** START OF Selection **
By Chris Barnett
Why crypto-currencies are important when it comes to safeguarding freedoms.
As all hell is unleashed in Ukraine, money can be reliably sent to a disparate group of people, that the Russians will never be able to lay their hands on.
A new technology, built upon many others, can easily be a complicated rabbit hole to dive down, so I’ll keep this article as short as I can and on point.
Just about everyone alive today, who grew up to the West of Berlin, takes freedom for granted.
It’s easy to forget, that we are all just one election away from tyranny.
Many people died so that we could enjoy the freedoms we have. If we take the time and the effort to safeguarding our freedoms, we won’t have to pay the same price they did, to get our freedoms back from someone who robbed us because we set ourselves up as an easy target.
With all the modern luxuries and distractions and comfort, it’s very hard to invest in safeguarding our freedoms, when we are free, or at least have the perception of freedom.
The internet is wonderful. It allows us all to have a voice.
It started out as a project to allow scientists to collaborate with each from various remote locations.
** END OF Selection **
** START OF Source excerpt **
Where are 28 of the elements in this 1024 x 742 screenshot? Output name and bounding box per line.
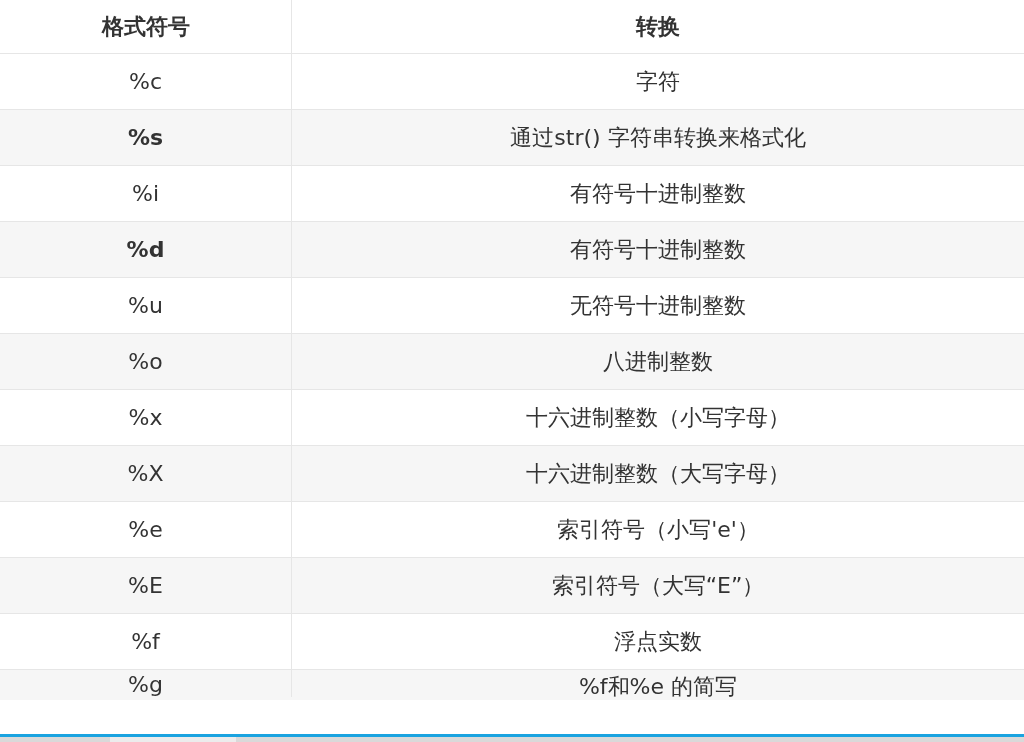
** END OF Source excerpt **
Given task:
Reproduce verbatim the passage of the crypto-currency article that begins with the words containing "Just about everyone" and ends with "various remote locations.".

Exercise response:
Just about everyone alive today, who grew up to the West of Berlin, takes freedom for granted.
It’s easy to forget, that we are all just one election away from tyranny.
Many people died so that we could enjoy the freedoms we have. If we take the time and the effort to safeguarding our freedoms, we won’t have to pay the same price they did, to get our freedoms back from someone who robbed us because we set ourselves up as an easy target.
With all the modern luxuries and distractions and comfort, it’s very hard to invest in safeguarding our freedoms, when we are free, or at least have the perception of freedom.
The internet is wonderful. It allows us all to have a voice.
It started out as a project to allow scientists to collaborate with each from various remote locations.